YOUR INSTRUCTIONS: Type out the records that follow, exactly as given.

(Data entries for graphics)
------------------------------------
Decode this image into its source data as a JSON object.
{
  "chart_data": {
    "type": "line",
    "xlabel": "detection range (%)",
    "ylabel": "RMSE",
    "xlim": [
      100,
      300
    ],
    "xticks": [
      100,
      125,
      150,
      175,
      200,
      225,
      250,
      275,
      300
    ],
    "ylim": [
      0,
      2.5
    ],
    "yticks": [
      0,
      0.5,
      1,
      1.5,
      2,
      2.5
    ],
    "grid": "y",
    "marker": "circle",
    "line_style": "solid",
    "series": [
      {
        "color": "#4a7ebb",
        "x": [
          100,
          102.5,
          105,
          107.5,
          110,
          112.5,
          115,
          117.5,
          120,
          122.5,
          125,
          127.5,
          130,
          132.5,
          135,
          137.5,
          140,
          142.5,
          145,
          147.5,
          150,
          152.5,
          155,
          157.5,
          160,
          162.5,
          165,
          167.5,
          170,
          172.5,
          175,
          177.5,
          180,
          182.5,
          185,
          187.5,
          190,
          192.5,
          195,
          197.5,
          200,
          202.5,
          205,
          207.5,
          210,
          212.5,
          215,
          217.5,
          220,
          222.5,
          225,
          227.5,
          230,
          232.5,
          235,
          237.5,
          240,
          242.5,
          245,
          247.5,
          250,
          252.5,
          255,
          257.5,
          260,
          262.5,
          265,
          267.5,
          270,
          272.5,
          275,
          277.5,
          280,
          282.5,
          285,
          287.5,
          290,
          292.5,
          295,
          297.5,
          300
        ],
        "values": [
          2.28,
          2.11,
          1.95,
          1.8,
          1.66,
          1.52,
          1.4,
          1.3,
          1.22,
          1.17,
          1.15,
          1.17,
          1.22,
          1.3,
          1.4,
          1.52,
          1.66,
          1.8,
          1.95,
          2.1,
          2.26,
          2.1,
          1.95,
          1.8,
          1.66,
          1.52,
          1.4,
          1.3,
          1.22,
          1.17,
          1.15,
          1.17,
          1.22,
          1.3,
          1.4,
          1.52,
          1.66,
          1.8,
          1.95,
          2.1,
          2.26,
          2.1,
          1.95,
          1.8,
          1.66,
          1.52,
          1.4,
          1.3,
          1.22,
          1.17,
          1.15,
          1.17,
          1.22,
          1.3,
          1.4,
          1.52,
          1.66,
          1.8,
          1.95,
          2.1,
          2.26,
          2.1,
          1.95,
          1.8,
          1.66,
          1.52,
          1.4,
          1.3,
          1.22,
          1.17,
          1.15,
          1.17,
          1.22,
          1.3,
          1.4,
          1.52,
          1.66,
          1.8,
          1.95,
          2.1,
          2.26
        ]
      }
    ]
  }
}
------------------------------------
SOLUTION TO THIS EXERCISE:
Decode this image into its source data as a JSON object.
{
  "chart_data": {
    "type": "line",
    "xlabel": "detection range (%)",
    "ylabel": "RMSE",
    "xlim": [
      100,
      300
    ],
    "xticks": [
      100,
      125,
      150,
      175,
      200,
      225,
      250,
      275,
      300
    ],
    "ylim": [
      0,
      2.5
    ],
    "yticks": [
      0,
      0.5,
      1,
      1.5,
      2,
      2.5
    ],
    "grid": "y",
    "marker": "circle",
    "line_style": "solid",
    "series": [
      {
        "color": "#4a7ebb",
        "x": [
          100,
          102.5,
          105,
          107.5,
          110,
          112.5,
          115,
          117.5,
          120,
          122.5,
          125,
          127.5,
          130,
          132.5,
          135,
          137.5,
          140,
          142.5,
          145,
          147.5,
          150,
          152.5,
          155,
          157.5,
          160,
          162.5,
          165,
          167.5,
          170,
          172.5,
          175,
          177.5,
          180,
          182.5,
          185,
          187.5,
          190,
          192.5,
          195,
          197.5,
          200,
          202.5,
          205,
          207.5,
          210,
          212.5,
          215,
          217.5,
          220,
          222.5,
          225,
          227.5,
          230,
          232.5,
          235,
          237.5,
          240,
          242.5,
          245,
          247.5,
          250,
          252.5,
          255,
          257.5,
          260,
          262.5,
          265,
          267.5,
          270,
          272.5,
          275,
          277.5,
          280,
          282.5,
          285,
          287.5,
          290,
          292.5,
          295,
          297.5,
          300
        ],
        "values": [
          2.28,
          2.11,
          1.95,
          1.8,
          1.66,
          1.52,
          1.4,
          1.3,
          1.22,
          1.17,
          1.15,
          1.17,
          1.22,
          1.3,
          1.4,
          1.52,
          1.66,
          1.8,
          1.95,
          2.1,
          2.26,
          2.1,
          1.95,
          1.8,
          1.66,
          1.52,
          1.4,
          1.3,
          1.22,
          1.17,
          1.15,
          1.17,
          1.22,
          1.3,
          1.4,
          1.52,
          1.66,
          1.8,
          1.95,
          2.1,
          2.26,
          2.1,
          1.95,
          1.8,
          1.66,
          1.52,
          1.4,
          1.3,
          1.22,
          1.17,
          1.15,
          1.17,
          1.22,
          1.3,
          1.4,
          1.52,
          1.66,
          1.8,
          1.95,
          2.1,
          2.26,
          2.1,
          1.95,
          1.8,
          1.66,
          1.52,
          1.4,
          1.3,
          1.22,
          1.17,
          1.15,
          1.17,
          1.22,
          1.3,
          1.4,
          1.52,
          1.66,
          1.8,
          1.95,
          2.1,
          2.26
        ]
      }
    ]
  }
}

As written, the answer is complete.